Problem details:
Copy the data exactly; pictures stay out of the copy.

Items:
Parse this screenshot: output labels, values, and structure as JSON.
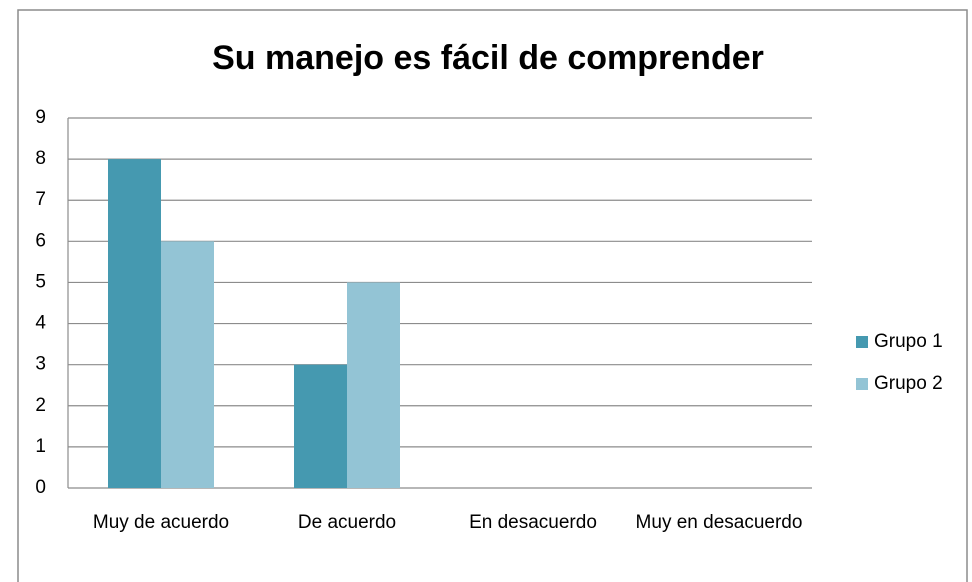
{
  "chart_data": {
    "type": "bar",
    "title": "Su manejo es fácil de comprender",
    "categories": [
      "Muy de acuerdo",
      "De acuerdo",
      "En desacuerdo",
      "Muy en desacuerdo"
    ],
    "series": [
      {
        "name": "Grupo 1",
        "color": "#4599b0",
        "values": [
          8,
          3,
          0,
          0
        ]
      },
      {
        "name": "Grupo 2",
        "color": "#93c4d5",
        "values": [
          6,
          5,
          0,
          0
        ]
      }
    ],
    "ylim": [
      0,
      9
    ],
    "yticks": [
      0,
      1,
      2,
      3,
      4,
      5,
      6,
      7,
      8,
      9
    ],
    "grid": true,
    "legend": "right"
  }
}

Correct response:
Parse this screenshot: output labels, values, and structure as JSON.
{
  "chart_data": {
    "type": "bar",
    "title": "Su manejo es fácil de comprender",
    "categories": [
      "Muy de acuerdo",
      "De acuerdo",
      "En desacuerdo",
      "Muy en desacuerdo"
    ],
    "series": [
      {
        "name": "Grupo 1",
        "color": "#4599b0",
        "values": [
          8,
          3,
          0,
          0
        ]
      },
      {
        "name": "Grupo 2",
        "color": "#93c4d5",
        "values": [
          6,
          5,
          0,
          0
        ]
      }
    ],
    "ylim": [
      0,
      9
    ],
    "yticks": [
      0,
      1,
      2,
      3,
      4,
      5,
      6,
      7,
      8,
      9
    ],
    "grid": true,
    "legend": "right"
  }
}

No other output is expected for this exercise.